**Exercise goal**
An exact reproduction of the records is required, with all images left out.

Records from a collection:
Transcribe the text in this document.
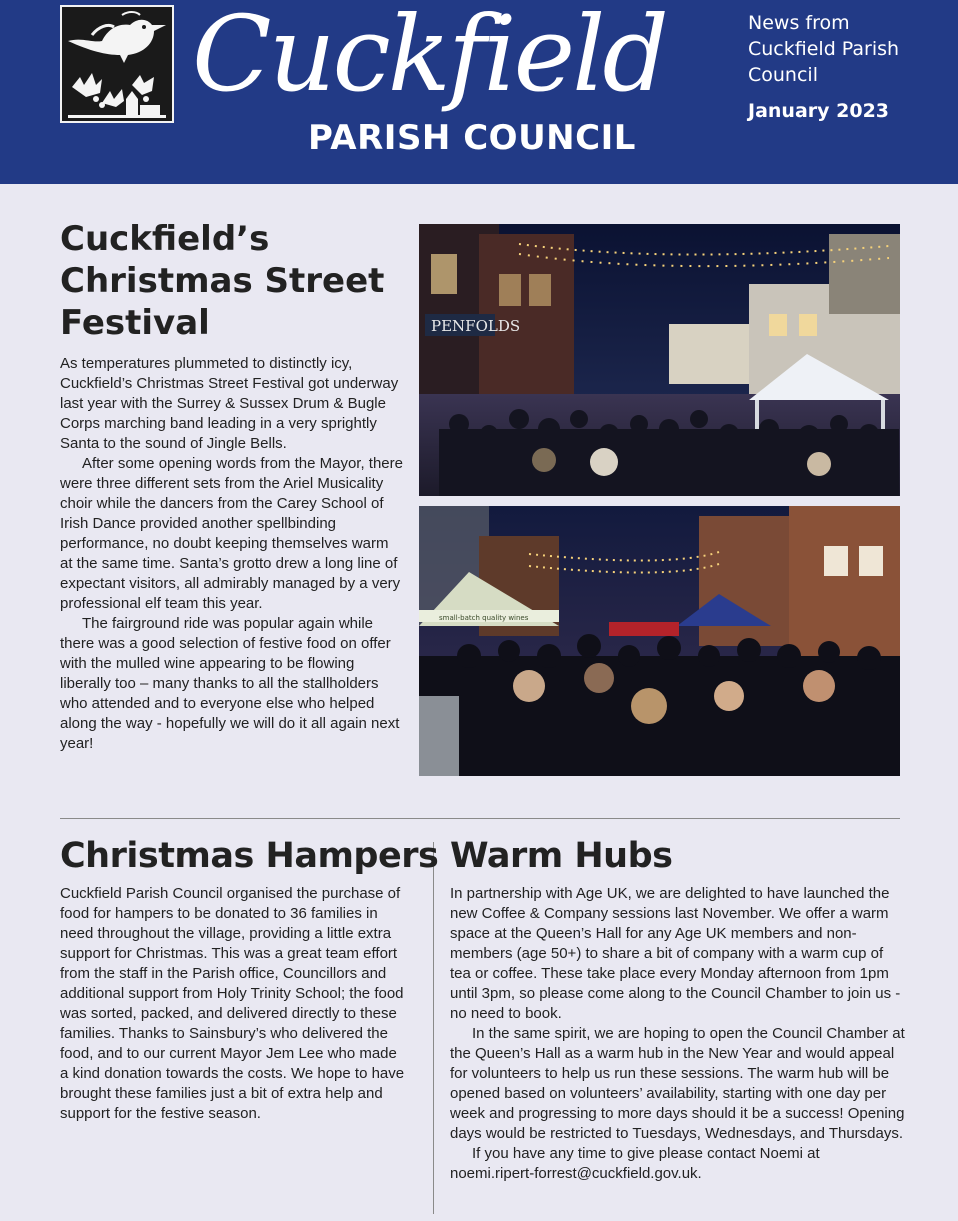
Cuckfield
PARISH COUNCIL

News from Cuckfield Parish Council

January 2023
Cuckfield’s Christmas Street Festival

As temperatures plummeted to distinctly icy, Cuckfield’s Christmas Street Festival got underway last year with the Surrey & Sussex Drum & Bugle Corps marching band leading in a very sprightly Santa to the sound of Jingle Bells.

After some opening words from the Mayor, there were three different sets from the Ariel Musicality choir while the dancers from the Carey School of Irish Dance provided another spellbinding performance, no doubt keeping themselves warm at the same time. Santa’s grotto drew a long line of expectant visitors, all admirably managed by a very professional elf team this year.

The fairground ride was popular again while there was a good selection of festive food on offer with the mulled wine appearing to be flowing liberally too – many thanks to all the stallholders who attended and to everyone else who helped along the way - hopefully we will do it all again next year!

PENFOLDS
small-batch quality wines
Christmas Hampers

Cuckfield Parish Council organised the purchase of food for hampers to be donated to 36 families in need throughout the village, providing a little extra support for Christmas. This was a great team effort from the staff in the Parish office, Councillors and additional support from Holy Trinity School; the food was sorted, packed, and delivered directly to these families. Thanks to Sainsbury’s who delivered the food, and to our current Mayor Jem Lee who made a kind donation towards the costs. We hope to have brought these families just a bit of extra help and support for the festive season.

Warm Hubs

In partnership with Age UK, we are delighted to have launched the new Coffee & Company sessions last November. We offer a warm space at the Queen’s Hall for any Age UK members and non-members (age 50+) to share a bit of company with a warm cup of tea or coffee. These take place every Monday afternoon from 1pm until 3pm, so please come along to the Council Chamber to join us - no need to book.

In the same spirit, we are hoping to open the Council Chamber at the Queen’s Hall as a warm hub in the New Year and would appeal for volunteers to help us run these sessions. The warm hub will be opened based on volunteers’ availability, starting with one day per week and progressing to more days should it be a success! Opening days would be restricted to Tuesdays, Wednesdays, and Thursdays.

If you have any time to give please contact Noemi at noemi.ripert-forrest@cuckfield.gov.uk.
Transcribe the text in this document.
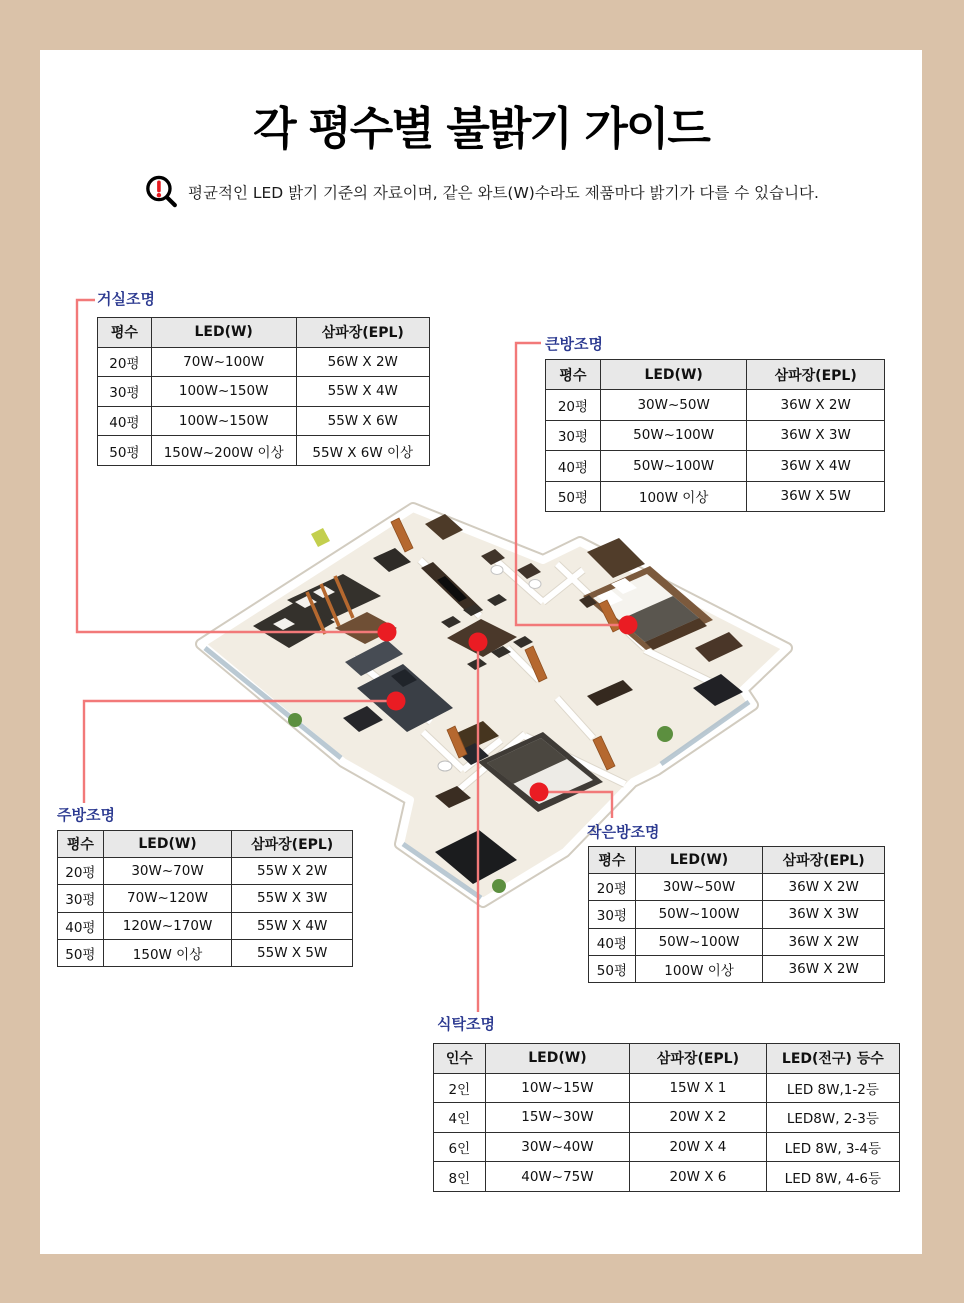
각 평수별 불밝기 가이드
평균적인 LED 밝기 기준의 자료이며, 같은 와트(W)수라도 제품마다 밝기가 다를 수 있습니다.
거실조명
큰방조명
주방조명
작은방조명
식탁조명
평수	LED(W)	삼파장(EPL)
20평	70W~100W	56W X 2W
30평	100W~150W	55W X 4W
40평	100W~150W	55W X 6W
50평	150W~200W 이상	55W X 6W 이상
평수	LED(W)	삼파장(EPL)
20평	30W~50W	36W X 2W
30평	50W~100W	36W X 3W
40평	50W~100W	36W X 4W
50평	100W 이상	36W X 5W
평수	LED(W)	삼파장(EPL)
20평	30W~70W	55W X 2W
30평	70W~120W	55W X 3W
40평	120W~170W	55W X 4W
50평	150W 이상	55W X 5W
평수	LED(W)	삼파장(EPL)
20평	30W~50W	36W X 2W
30평	50W~100W	36W X 3W
40평	50W~100W	36W X 2W
50평	100W 이상	36W X 2W
인수	LED(W)	삼파장(EPL)	LED(전구) 등수
2인	10W~15W	15W X 1	LED 8W,1-2등
4인	15W~30W	20W X 2	LED8W, 2-3등
6인	30W~40W	20W X 4	LED 8W, 3-4등
8인	40W~75W	20W X 6	LED 8W, 4-6등
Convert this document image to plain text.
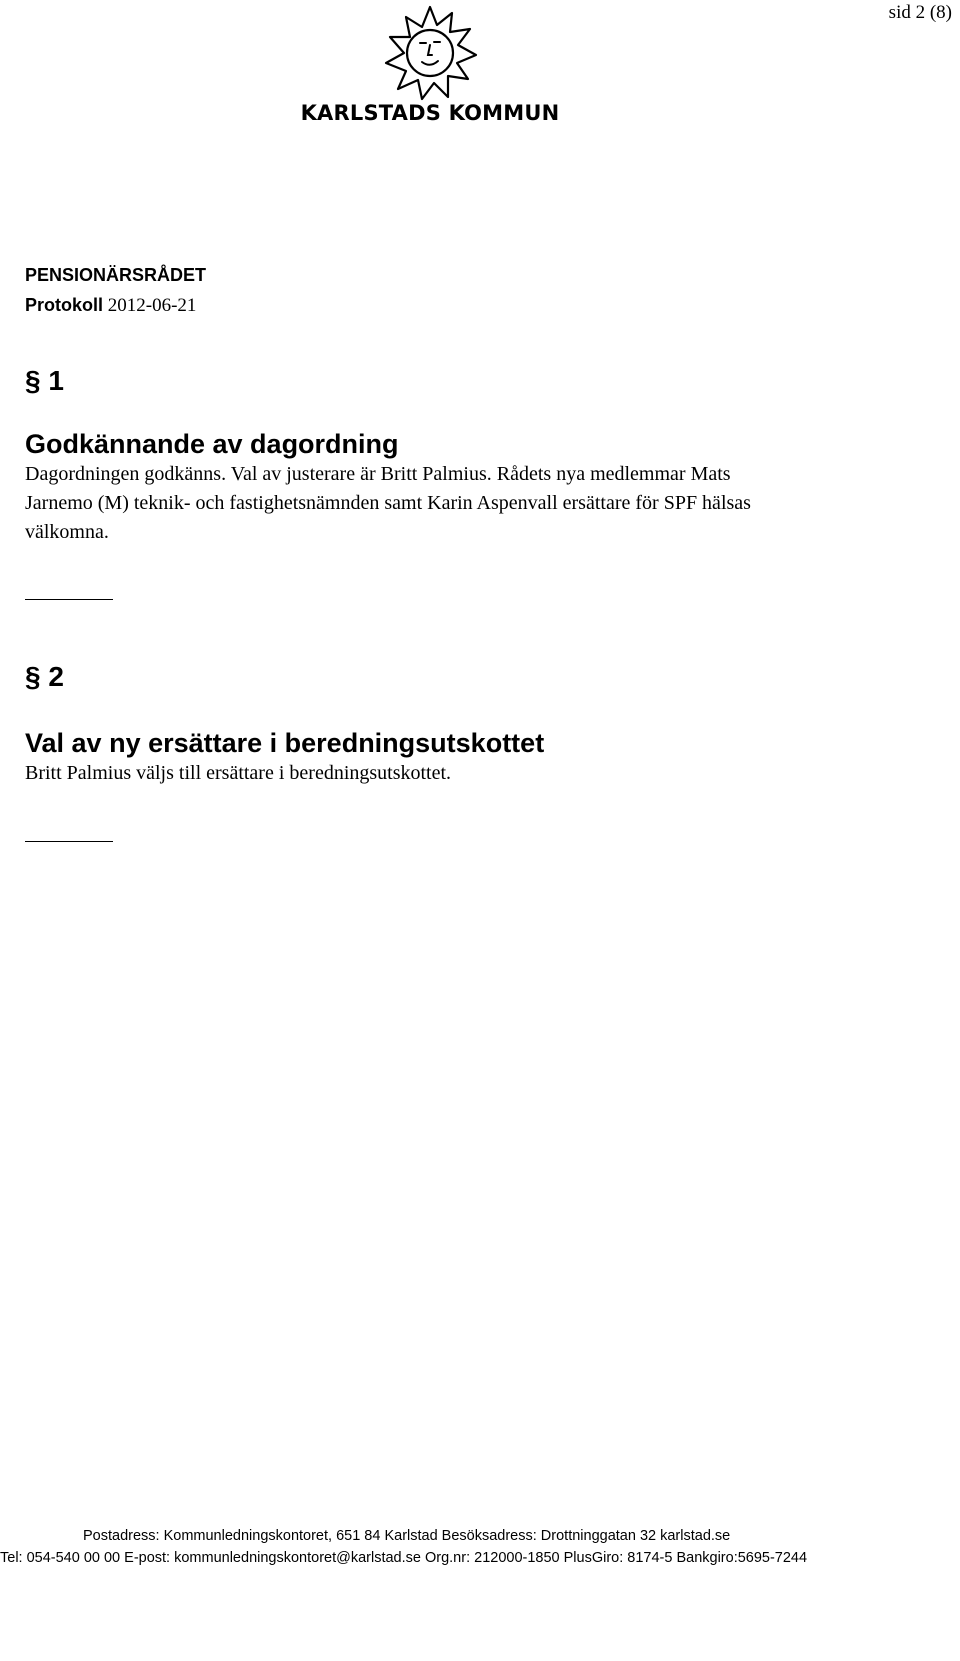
sid 2 (8)
KARLSTADS KOMMUN
PENSIONÄRSRÅDET
Protokoll 2012-06-21
§ 1
Godkännande av dagordning
Dagordningen godkänns. Val av justerare är Britt Palmius. Rådets nya medlemmar Mats Jarnemo (M) teknik- och fastighetsnämnden samt Karin Aspenvall ersättare för SPF hälsas välkomna.
§ 2
Val av ny ersättare i beredningsutskottet
Britt Palmius väljs till ersättare i beredningsutskottet.
Postadress: Kommunledningskontoret, 651 84 Karlstad Besöksadress: Drottninggatan 32 karlstad.se
Tel: 054-540 00 00 E-post: kommunledningskontoret@karlstad.se Org.nr: 212000-1850 PlusGiro: 8174-5 Bankgiro:5695-7244
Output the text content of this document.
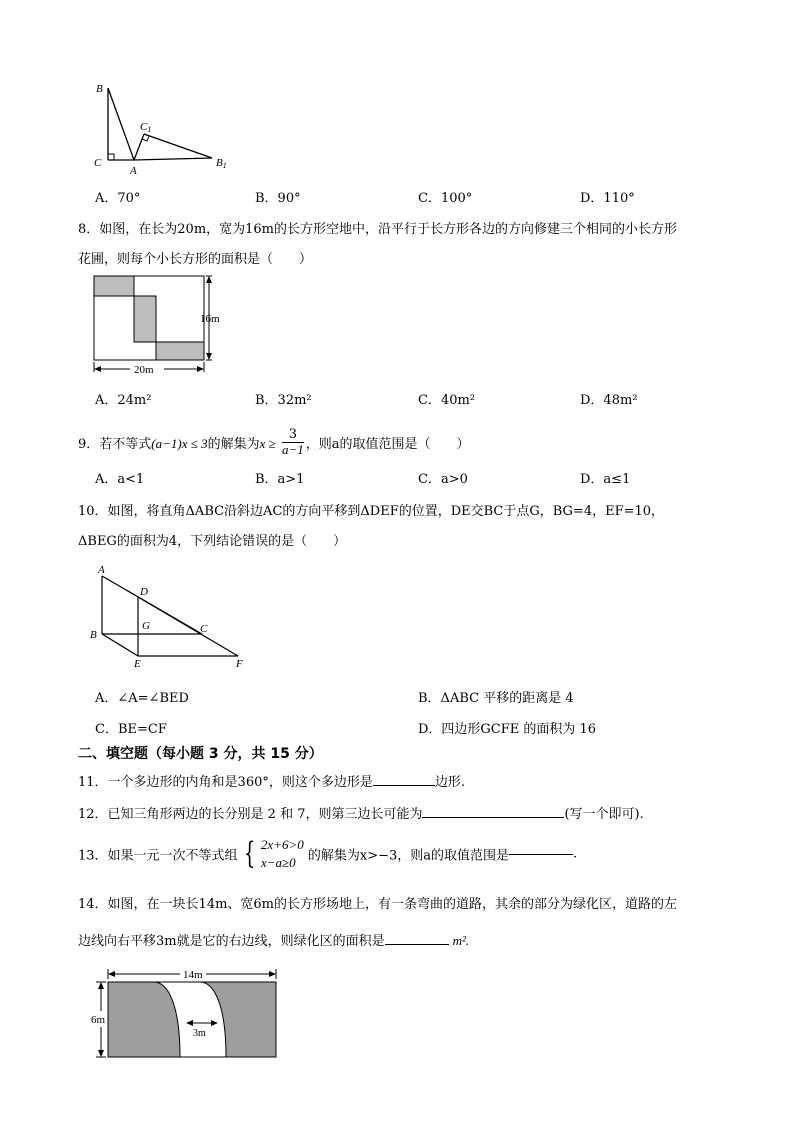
B
C1
C
A
B1
A．70°	B．90°	C．100°	D．110°
8．如图，在长为20m，宽为16m的长方形空地中，沿平行于长方形各边的方向修建三个相同的小长方形
花圃，则每个小长方形的面积是（　　）
16m
20m
A．24m²	B．32m²	C．40m²	D．48m²
9．若不等式(a−1)x ≤ 3的解集为$x \ge \frac{3}{a-1}$ ，则a的取值范围是（　　）
A．a<1	B．a>1	C．a>0	D．a≤1
10．如图，将直角ΔABC沿斜边AC的方向平移到ΔDEF的位置，DE交BC于点G，BG=4，EF=10，
ΔBEG的面积为4，下列结论错误的是（　　）
A
D
G	C
B
E	F
A．∠A=∠BED	B．ΔABC 平移的距离是 4
C．BE=CF	D．四边形GCFE 的面积为 16
二、填空题（每小题 3 分，共 15 分）
11．一个多边形的内角和是360°，则这个多边形是	边形.
12．已知三角形两边的长分别是 2 和 7，则第三边长可能为	(写一个即可).
13．如果一元一次不等式组 { 2x+6>0
x−a≥0 的解集为x>−3，则a的取值范围是	.
14．如图，在一块长14m、宽6m的长方形场地上，有一条弯曲的道路，其余的部分为绿化区，道路的左
边线向右平移3m就是它的右边线，则绿化区的面积是	m².
14m
3m
6m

**Solved problem**
Transcribe the text in this document.
Cuckfield
PARISH COUNCIL

News from Cuckfield Parish Council

January 2023
Cuckfield’s Christmas Street Festival

As temperatures plummeted to distinctly icy, Cuckfield’s Christmas Street Festival got underway last year with the Surrey & Sussex Drum & Bugle Corps marching band leading in a very sprightly Santa to the sound of Jingle Bells.

After some opening words from the Mayor, there were three different sets from the Ariel Musicality choir while the dancers from the Carey School of Irish Dance provided another spellbinding performance, no doubt keeping themselves warm at the same time. Santa’s grotto drew a long line of expectant visitors, all admirably managed by a very professional elf team this year.

The fairground ride was popular again while there was a good selection of festive food on offer with the mulled wine appearing to be flowing liberally too – many thanks to all the stallholders who attended and to everyone else who helped along the way - hopefully we will do it all again next year!

PENFOLDS
small-batch quality wines
Christmas Hampers

Cuckfield Parish Council organised the purchase of food for hampers to be donated to 36 families in need throughout the village, providing a little extra support for Christmas. This was a great team effort from the staff in the Parish office, Councillors and additional support from Holy Trinity School; the food was sorted, packed, and delivered directly to these families. Thanks to Sainsbury’s who delivered the food, and to our current Mayor Jem Lee who made a kind donation towards the costs. We hope to have brought these families just a bit of extra help and support for the festive season.

Warm Hubs

In partnership with Age UK, we are delighted to have launched the new Coffee & Company sessions last November. We offer a warm space at the Queen’s Hall for any Age UK members and non-members (age 50+) to share a bit of company with a warm cup of tea or coffee. These take place every Monday afternoon from 1pm until 3pm, so please come along to the Council Chamber to join us - no need to book.

In the same spirit, we are hoping to open the Council Chamber at the Queen’s Hall as a warm hub in the New Year and would appeal for volunteers to help us run these sessions. The warm hub will be opened based on volunteers’ availability, starting with one day per week and progressing to more days should it be a success! Opening days would be restricted to Tuesdays, Wednesdays, and Thursdays.

If you have any time to give please contact Noemi at noemi.ripert-forrest@cuckfield.gov.uk.
Transcribe the text in this document.
각 평수별 불밝기 가이드
평균적인 LED 밝기 기준의 자료이며, 같은 와트(W)수라도 제품마다 밝기가 다를 수 있습니다.
거실조명
큰방조명
주방조명
작은방조명
식탁조명
평수	LED(W)	삼파장(EPL)
20평	70W~100W	56W X 2W
30평	100W~150W	55W X 4W
40평	100W~150W	55W X 6W
50평	150W~200W 이상	55W X 6W 이상
평수	LED(W)	삼파장(EPL)
20평	30W~50W	36W X 2W
30평	50W~100W	36W X 3W
40평	50W~100W	36W X 4W
50평	100W 이상	36W X 5W
평수	LED(W)	삼파장(EPL)
20평	30W~70W	55W X 2W
30평	70W~120W	55W X 3W
40평	120W~170W	55W X 4W
50평	150W 이상	55W X 5W
평수	LED(W)	삼파장(EPL)
20평	30W~50W	36W X 2W
30평	50W~100W	36W X 3W
40평	50W~100W	36W X 2W
50평	100W 이상	36W X 2W
인수	LED(W)	삼파장(EPL)	LED(전구) 등수
2인	10W~15W	15W X 1	LED 8W,1-2등
4인	15W~30W	20W X 2	LED8W, 2-3등
6인	30W~40W	20W X 4	LED 8W, 3-4등
8인	40W~75W	20W X 6	LED 8W, 4-6등
Convert this document image to plain text.
sid 2 (8)
KARLSTADS KOMMUN
PENSIONÄRSRÅDET
Protokoll 2012-06-21
§ 1
Godkännande av dagordning
Dagordningen godkänns. Val av justerare är Britt Palmius. Rådets nya medlemmar Mats Jarnemo (M) teknik- och fastighetsnämnden samt Karin Aspenvall ersättare för SPF hälsas välkomna.
§ 2
Val av ny ersättare i beredningsutskottet
Britt Palmius väljs till ersättare i beredningsutskottet.
Postadress: Kommunledningskontoret, 651 84 Karlstad Besöksadress: Drottninggatan 32 karlstad.se
Tel: 054-540 00 00 E-post: kommunledningskontoret@karlstad.se Org.nr: 212000-1850 PlusGiro: 8174-5 Bankgiro:5695-7244
Output the text content of this document.
B
C1
C
A
B1
A．70°	B．90°	C．100°	D．110°
8．如图，在长为20m，宽为16m的长方形空地中，沿平行于长方形各边的方向修建三个相同的小长方形
花圃，则每个小长方形的面积是（　　）
16m
20m
A．24m²	B．32m²	C．40m²	D．48m²
9．若不等式(a−1)x ≤ 3的解集为$x \ge \frac{3}{a-1}$ ，则a的取值范围是（　　）
A．a<1	B．a>1	C．a>0	D．a≤1
10．如图，将直角ΔABC沿斜边AC的方向平移到ΔDEF的位置，DE交BC于点G，BG=4，EF=10，
ΔBEG的面积为4，下列结论错误的是（　　）
A
D
G	C
B
E	F
A．∠A=∠BED	B．ΔABC 平移的距离是 4
C．BE=CF	D．四边形GCFE 的面积为 16
二、填空题（每小题 3 分，共 15 分）
11．一个多边形的内角和是360°，则这个多边形是	边形.
12．已知三角形两边的长分别是 2 和 7，则第三边长可能为	(写一个即可).
13．如果一元一次不等式组 { 2x+6>0
x−a≥0 的解集为x>−3，则a的取值范围是	.
14．如图，在一块长14m、宽6m的长方形场地上，有一条弯曲的道路，其余的部分为绿化区，道路的左
边线向右平移3m就是它的右边线，则绿化区的面积是	m².
14m
3m
6m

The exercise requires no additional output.